━━━ INFORMATION PROVIDED

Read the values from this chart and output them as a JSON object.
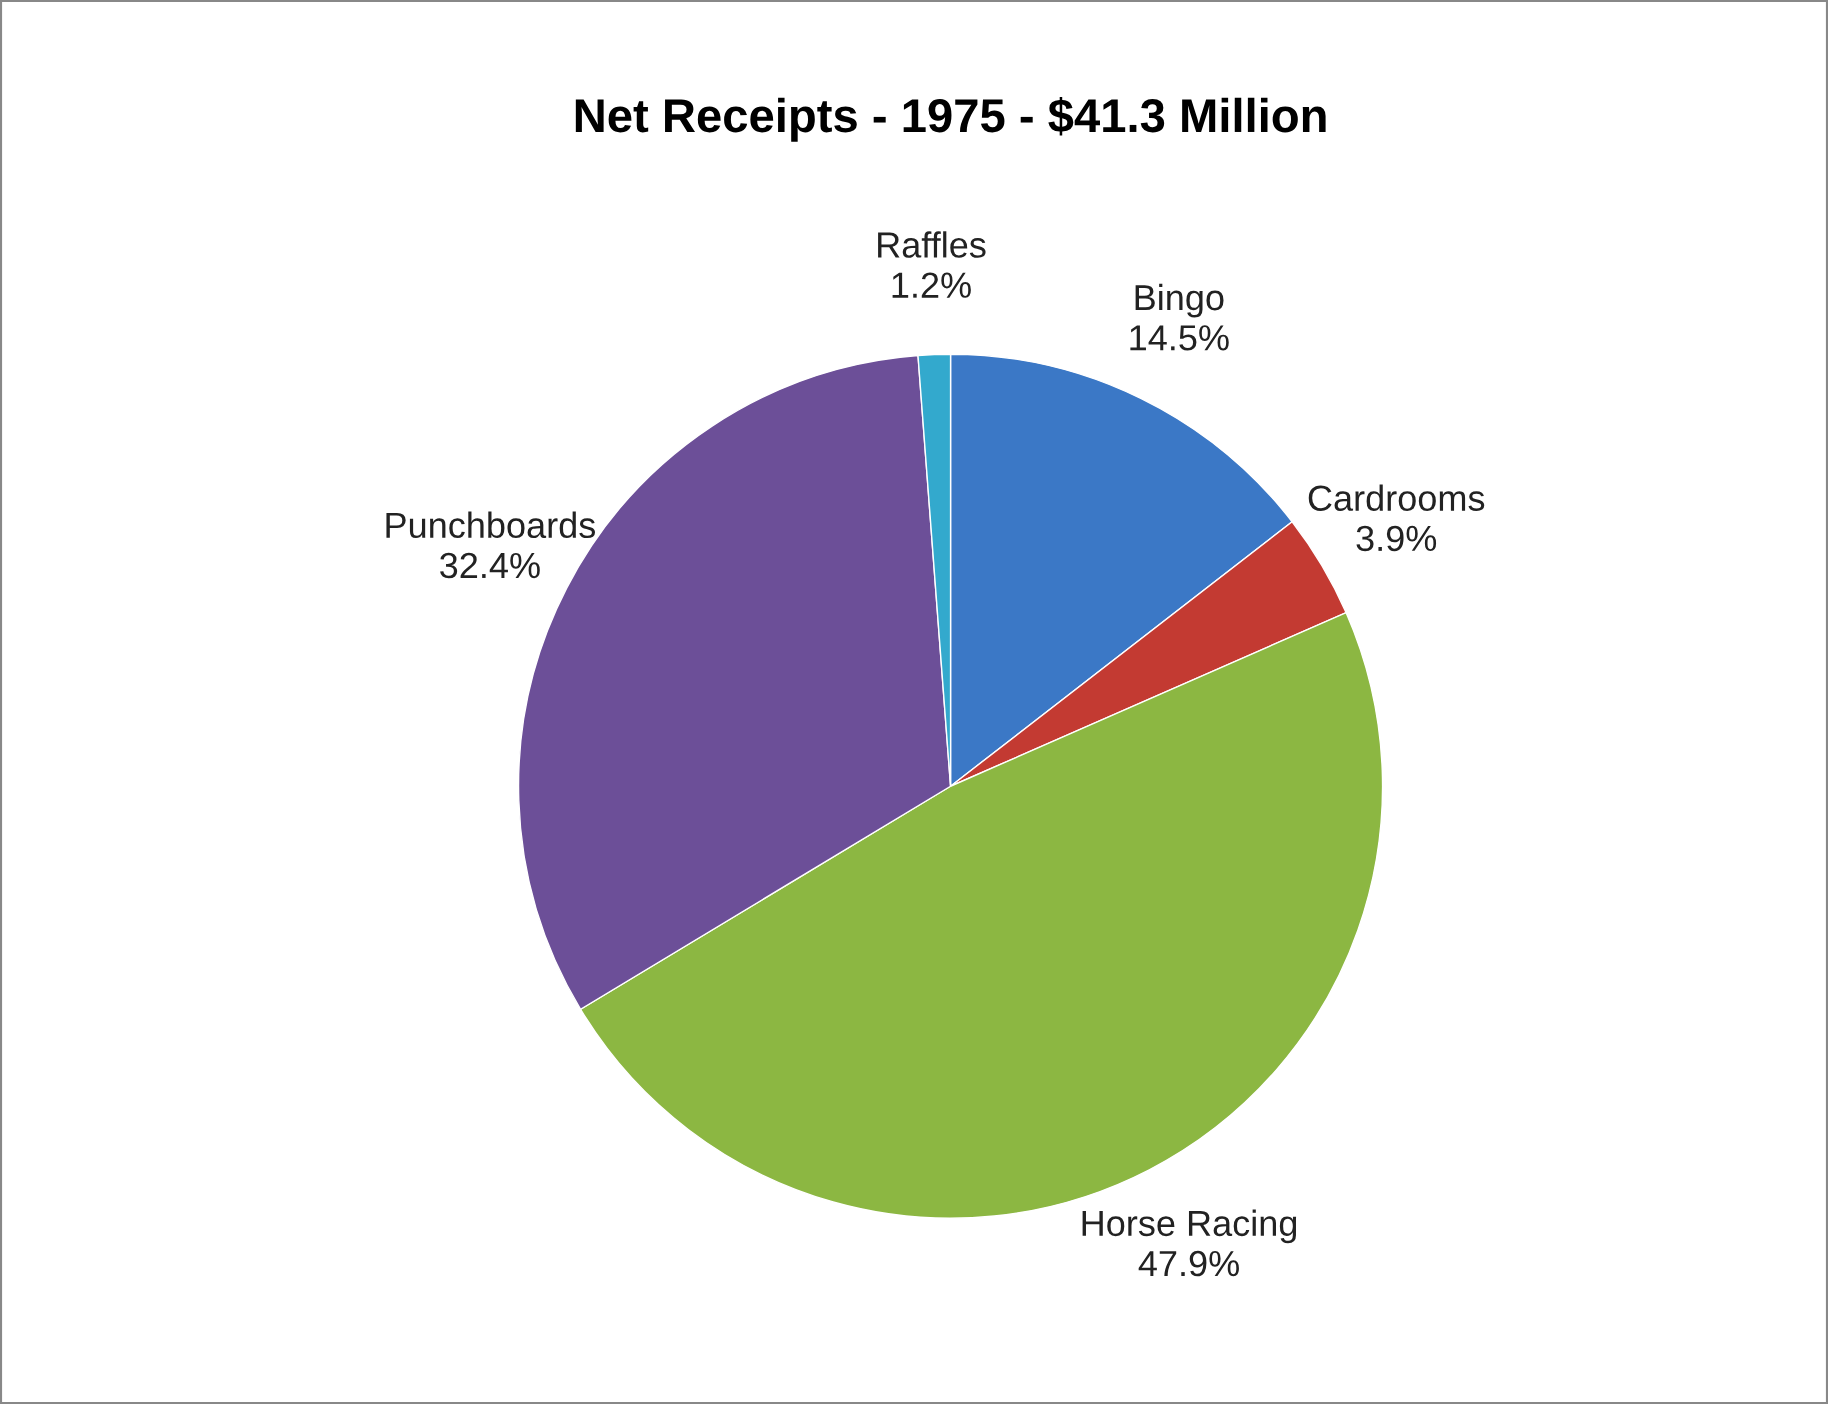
{
  "chart_data": {
    "type": "pie",
    "title": "Net Receipts - 1975 - $41.3 Million",
    "categories": [
      "Bingo",
      "Cardrooms",
      "Horse Racing",
      "Punchboards",
      "Raffles"
    ],
    "values": [
      14.5,
      3.9,
      47.9,
      32.4,
      1.2
    ],
    "value_labels": [
      "14.5%",
      "3.9%",
      "47.9%",
      "32.4%",
      "1.2%"
    ],
    "colors": [
      "#3b78c6",
      "#c33a32",
      "#8cb742",
      "#6c4f98",
      "#33a9cd"
    ],
    "legend": false
  }
}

━━━━━━

From the entries above, return each line with the word "values" in it.

Read the values from this chart and output them as a JSON object.
    "values": [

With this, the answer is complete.